_Given records_:
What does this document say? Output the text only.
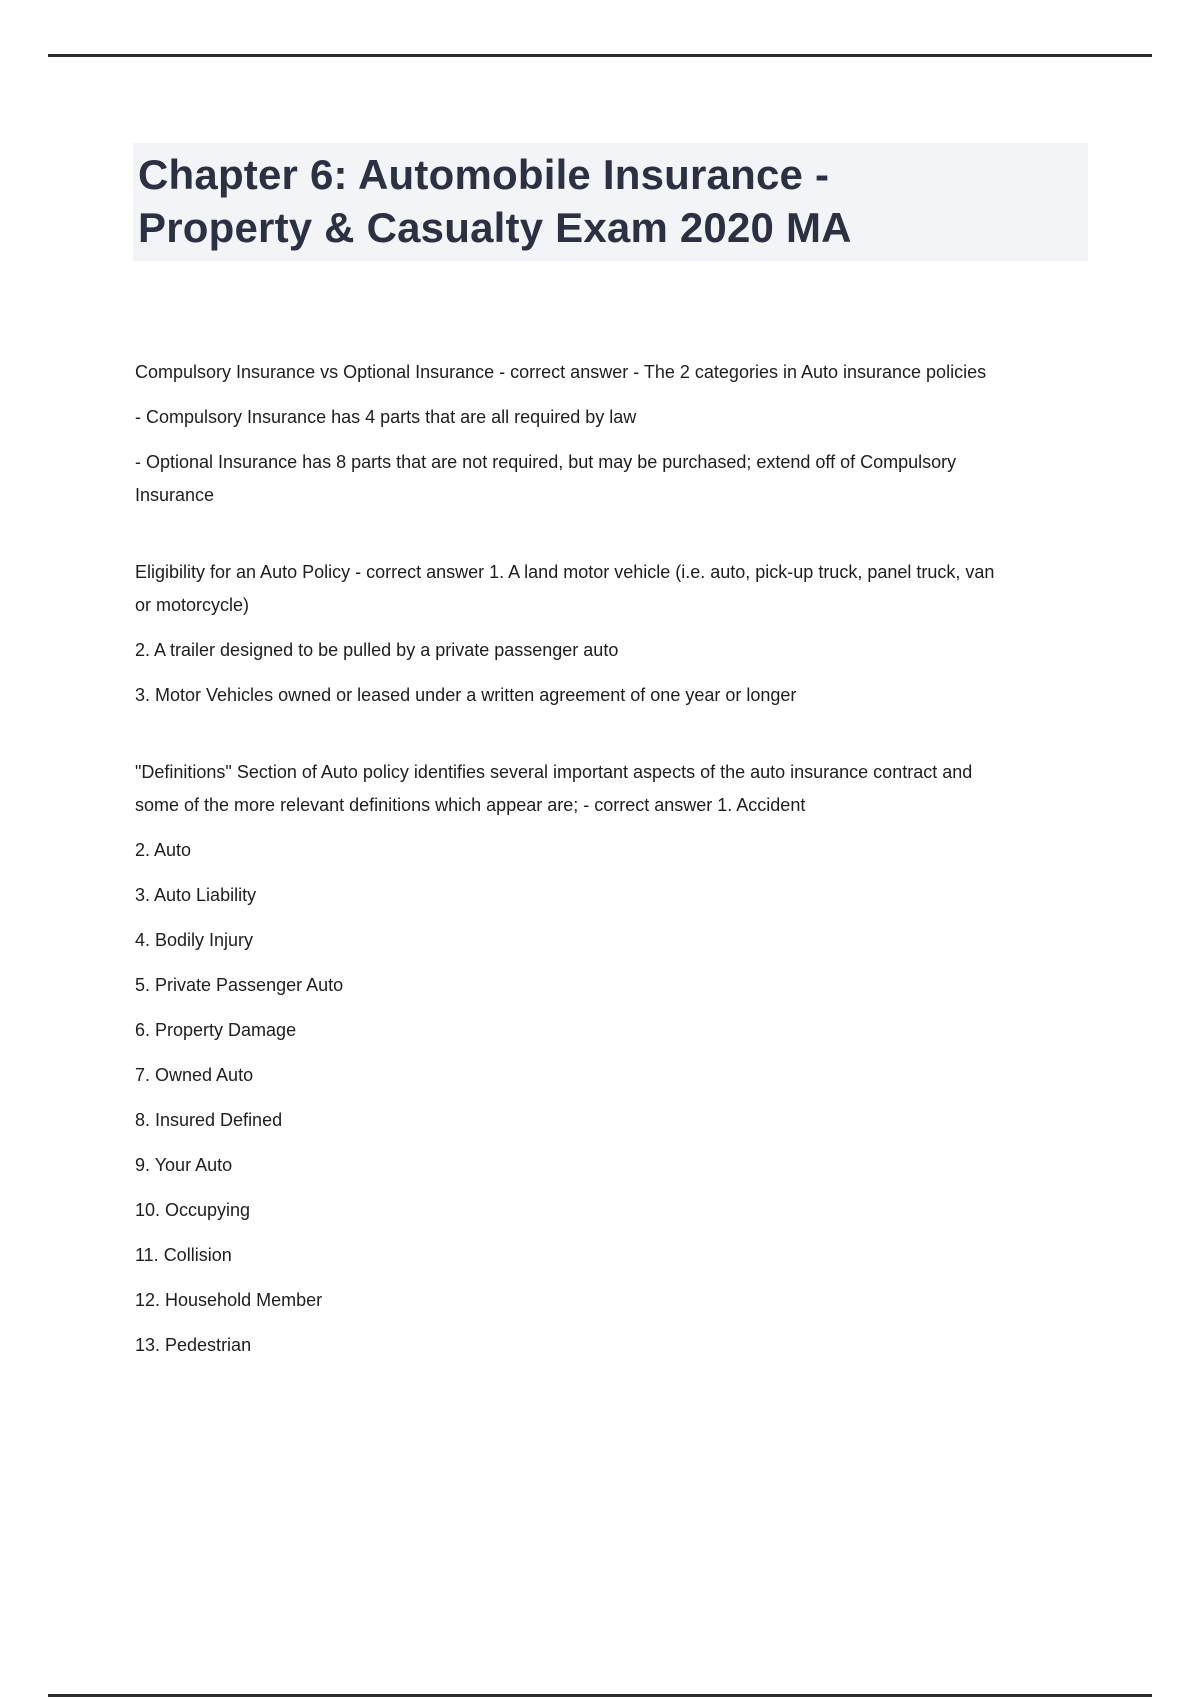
Chapter 6: Automobile Insurance -
Property & Casualty Exam 2020 MA

Compulsory Insurance vs Optional Insurance - correct answer - The 2 categories in Auto insurance policies

- Compulsory Insurance has 4 parts that are all required by law

- Optional Insurance has 8 parts that are not required, but may be purchased; extend off of Compulsory Insurance

Eligibility for an Auto Policy - correct answer 1. A land motor vehicle (i.e. auto, pick-up truck, panel truck, van or motorcycle)

2. A trailer designed to be pulled by a private passenger auto

3. Motor Vehicles owned or leased under a written agreement of one year or longer

"Definitions" Section of Auto policy identifies several important aspects of the auto insurance contract and some of the more relevant definitions which appear are; - correct answer 1. Accident

2. Auto

3. Auto Liability

4. Bodily Injury

5. Private Passenger Auto

6. Property Damage

7. Owned Auto

8. Insured Defined

9. Your Auto

10. Occupying

11. Collision

12. Household Member

13. Pedestrian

_Instruction_: Gather from the entries above all lines that include the string "Optional".

_Written answer_:
Compulsory Insurance vs Optional Insurance - correct answer - The 2 categories in Auto insurance policies
- Optional Insurance has 8 parts that are not required, but may be purchased; extend off of Compulsory Insurance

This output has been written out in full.